» **Aim of the task**: Count lines, not occurrences: report how many lines in the records hold the string "length", and nothing else.

## Begin Data shown

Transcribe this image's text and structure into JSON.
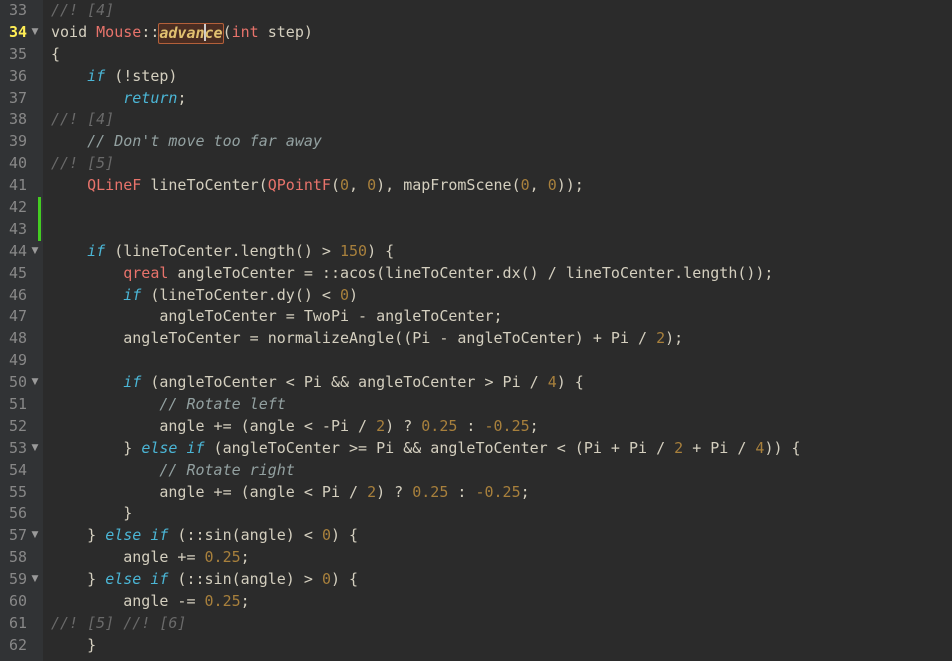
{
  "editor": {
    "app_kind": "code-editor",
    "language": "C++",
    "current_line": 34,
    "caret_line": 34,
    "caret_column_label": "advan|ce",
    "colors": {
      "background": "#2b2b2b",
      "gutter_background": "#313335",
      "line_number": "#888888",
      "current_line_number": "#ffee55",
      "keyword": "#4bb6d6",
      "type": "#e8736b",
      "number": "#a8803c",
      "comment": "#93a1a1",
      "doc_comment": "#6a6a6a",
      "plain": "#d4cfbf",
      "vcs_added_marker": "#44cc22",
      "rename_box_fill": "#4a2d22",
      "rename_box_border": "#b4603a",
      "rename_box_text": "#e0c070",
      "caret": "#cfcfcf"
    },
    "gutter": {
      "fold_arrow_glyph": "▼",
      "fold_arrow_lines": [
        34,
        44,
        50,
        53,
        57,
        59
      ],
      "vcs_added_lines": [
        42,
        43
      ]
    },
    "lines": [
      {
        "number": 33,
        "tokens": [
          {
            "text": "//! [4]",
            "kind": "doccom"
          }
        ]
      },
      {
        "number": 34,
        "tokens": [
          {
            "text": "void",
            "kind": "plain"
          },
          {
            "text": " ",
            "kind": "plain"
          },
          {
            "text": "Mouse",
            "kind": "type"
          },
          {
            "text": "::",
            "kind": "punct"
          },
          {
            "text": "advan",
            "kind": "rename-start"
          },
          {
            "text": "",
            "kind": "caret"
          },
          {
            "text": "ce",
            "kind": "rename-end"
          },
          {
            "text": "(",
            "kind": "punct"
          },
          {
            "text": "int",
            "kind": "type"
          },
          {
            "text": " step)",
            "kind": "plain"
          }
        ]
      },
      {
        "number": 35,
        "tokens": [
          {
            "text": "{",
            "kind": "plain"
          }
        ]
      },
      {
        "number": 36,
        "tokens": [
          {
            "text": "    ",
            "kind": "plain"
          },
          {
            "text": "if",
            "kind": "keyword"
          },
          {
            "text": " (!step)",
            "kind": "plain"
          }
        ]
      },
      {
        "number": 37,
        "tokens": [
          {
            "text": "        ",
            "kind": "plain"
          },
          {
            "text": "return",
            "kind": "keyword"
          },
          {
            "text": ";",
            "kind": "plain"
          }
        ]
      },
      {
        "number": 38,
        "tokens": [
          {
            "text": "//! [4]",
            "kind": "doccom"
          }
        ]
      },
      {
        "number": 39,
        "tokens": [
          {
            "text": "    ",
            "kind": "plain"
          },
          {
            "text": "// Don't move too far away",
            "kind": "comment"
          }
        ]
      },
      {
        "number": 40,
        "tokens": [
          {
            "text": "//! [5]",
            "kind": "doccom"
          }
        ]
      },
      {
        "number": 41,
        "tokens": [
          {
            "text": "    ",
            "kind": "plain"
          },
          {
            "text": "QLineF",
            "kind": "type"
          },
          {
            "text": " lineToCenter(",
            "kind": "plain"
          },
          {
            "text": "QPointF",
            "kind": "type"
          },
          {
            "text": "(",
            "kind": "plain"
          },
          {
            "text": "0",
            "kind": "number"
          },
          {
            "text": ", ",
            "kind": "plain"
          },
          {
            "text": "0",
            "kind": "number"
          },
          {
            "text": "), mapFromScene(",
            "kind": "plain"
          },
          {
            "text": "0",
            "kind": "number"
          },
          {
            "text": ", ",
            "kind": "plain"
          },
          {
            "text": "0",
            "kind": "number"
          },
          {
            "text": "));",
            "kind": "plain"
          }
        ]
      },
      {
        "number": 42,
        "tokens": []
      },
      {
        "number": 43,
        "tokens": []
      },
      {
        "number": 44,
        "tokens": [
          {
            "text": "    ",
            "kind": "plain"
          },
          {
            "text": "if",
            "kind": "keyword"
          },
          {
            "text": " (lineToCenter.length() > ",
            "kind": "plain"
          },
          {
            "text": "150",
            "kind": "number"
          },
          {
            "text": ") {",
            "kind": "plain"
          }
        ]
      },
      {
        "number": 45,
        "tokens": [
          {
            "text": "        ",
            "kind": "plain"
          },
          {
            "text": "qreal",
            "kind": "type"
          },
          {
            "text": " angleToCenter = ::acos(lineToCenter.dx() / lineToCenter.length());",
            "kind": "plain"
          }
        ]
      },
      {
        "number": 46,
        "tokens": [
          {
            "text": "        ",
            "kind": "plain"
          },
          {
            "text": "if",
            "kind": "keyword"
          },
          {
            "text": " (lineToCenter.dy() < ",
            "kind": "plain"
          },
          {
            "text": "0",
            "kind": "number"
          },
          {
            "text": ")",
            "kind": "plain"
          }
        ]
      },
      {
        "number": 47,
        "tokens": [
          {
            "text": "            angleToCenter = TwoPi - angleToCenter;",
            "kind": "plain"
          }
        ]
      },
      {
        "number": 48,
        "tokens": [
          {
            "text": "        angleToCenter = normalizeAngle((Pi - angleToCenter) + Pi / ",
            "kind": "plain"
          },
          {
            "text": "2",
            "kind": "number"
          },
          {
            "text": ");",
            "kind": "plain"
          }
        ]
      },
      {
        "number": 49,
        "tokens": []
      },
      {
        "number": 50,
        "tokens": [
          {
            "text": "        ",
            "kind": "plain"
          },
          {
            "text": "if",
            "kind": "keyword"
          },
          {
            "text": " (angleToCenter < Pi && angleToCenter > Pi / ",
            "kind": "plain"
          },
          {
            "text": "4",
            "kind": "number"
          },
          {
            "text": ") {",
            "kind": "plain"
          }
        ]
      },
      {
        "number": 51,
        "tokens": [
          {
            "text": "            ",
            "kind": "plain"
          },
          {
            "text": "// Rotate left",
            "kind": "comment"
          }
        ]
      },
      {
        "number": 52,
        "tokens": [
          {
            "text": "            angle += (angle < -Pi / ",
            "kind": "plain"
          },
          {
            "text": "2",
            "kind": "number"
          },
          {
            "text": ") ? ",
            "kind": "plain"
          },
          {
            "text": "0.25",
            "kind": "number"
          },
          {
            "text": " : ",
            "kind": "plain"
          },
          {
            "text": "-0.25",
            "kind": "number"
          },
          {
            "text": ";",
            "kind": "plain"
          }
        ]
      },
      {
        "number": 53,
        "tokens": [
          {
            "text": "        } ",
            "kind": "plain"
          },
          {
            "text": "else",
            "kind": "keyword"
          },
          {
            "text": " ",
            "kind": "plain"
          },
          {
            "text": "if",
            "kind": "keyword"
          },
          {
            "text": " (angleToCenter >= Pi && angleToCenter < (Pi + Pi / ",
            "kind": "plain"
          },
          {
            "text": "2",
            "kind": "number"
          },
          {
            "text": " + Pi / ",
            "kind": "plain"
          },
          {
            "text": "4",
            "kind": "number"
          },
          {
            "text": ")) {",
            "kind": "plain"
          }
        ]
      },
      {
        "number": 54,
        "tokens": [
          {
            "text": "            ",
            "kind": "plain"
          },
          {
            "text": "// Rotate right",
            "kind": "comment"
          }
        ]
      },
      {
        "number": 55,
        "tokens": [
          {
            "text": "            angle += (angle < Pi / ",
            "kind": "plain"
          },
          {
            "text": "2",
            "kind": "number"
          },
          {
            "text": ") ? ",
            "kind": "plain"
          },
          {
            "text": "0.25",
            "kind": "number"
          },
          {
            "text": " : ",
            "kind": "plain"
          },
          {
            "text": "-0.25",
            "kind": "number"
          },
          {
            "text": ";",
            "kind": "plain"
          }
        ]
      },
      {
        "number": 56,
        "tokens": [
          {
            "text": "        }",
            "kind": "plain"
          }
        ]
      },
      {
        "number": 57,
        "tokens": [
          {
            "text": "    } ",
            "kind": "plain"
          },
          {
            "text": "else",
            "kind": "keyword"
          },
          {
            "text": " ",
            "kind": "plain"
          },
          {
            "text": "if",
            "kind": "keyword"
          },
          {
            "text": " (::sin(angle) < ",
            "kind": "plain"
          },
          {
            "text": "0",
            "kind": "number"
          },
          {
            "text": ") {",
            "kind": "plain"
          }
        ]
      },
      {
        "number": 58,
        "tokens": [
          {
            "text": "        angle += ",
            "kind": "plain"
          },
          {
            "text": "0.25",
            "kind": "number"
          },
          {
            "text": ";",
            "kind": "plain"
          }
        ]
      },
      {
        "number": 59,
        "tokens": [
          {
            "text": "    } ",
            "kind": "plain"
          },
          {
            "text": "else",
            "kind": "keyword"
          },
          {
            "text": " ",
            "kind": "plain"
          },
          {
            "text": "if",
            "kind": "keyword"
          },
          {
            "text": " (::sin(angle) > ",
            "kind": "plain"
          },
          {
            "text": "0",
            "kind": "number"
          },
          {
            "text": ") {",
            "kind": "plain"
          }
        ]
      },
      {
        "number": 60,
        "tokens": [
          {
            "text": "        angle -= ",
            "kind": "plain"
          },
          {
            "text": "0.25",
            "kind": "number"
          },
          {
            "text": ";",
            "kind": "plain"
          }
        ]
      },
      {
        "number": 61,
        "tokens": [
          {
            "text": "//! [5] //! [6]",
            "kind": "doccom"
          }
        ]
      },
      {
        "number": 62,
        "tokens": [
          {
            "text": "    }",
            "kind": "plain"
          }
        ]
      }
    ]
  }
}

## End Data shown

» **Answer**: 2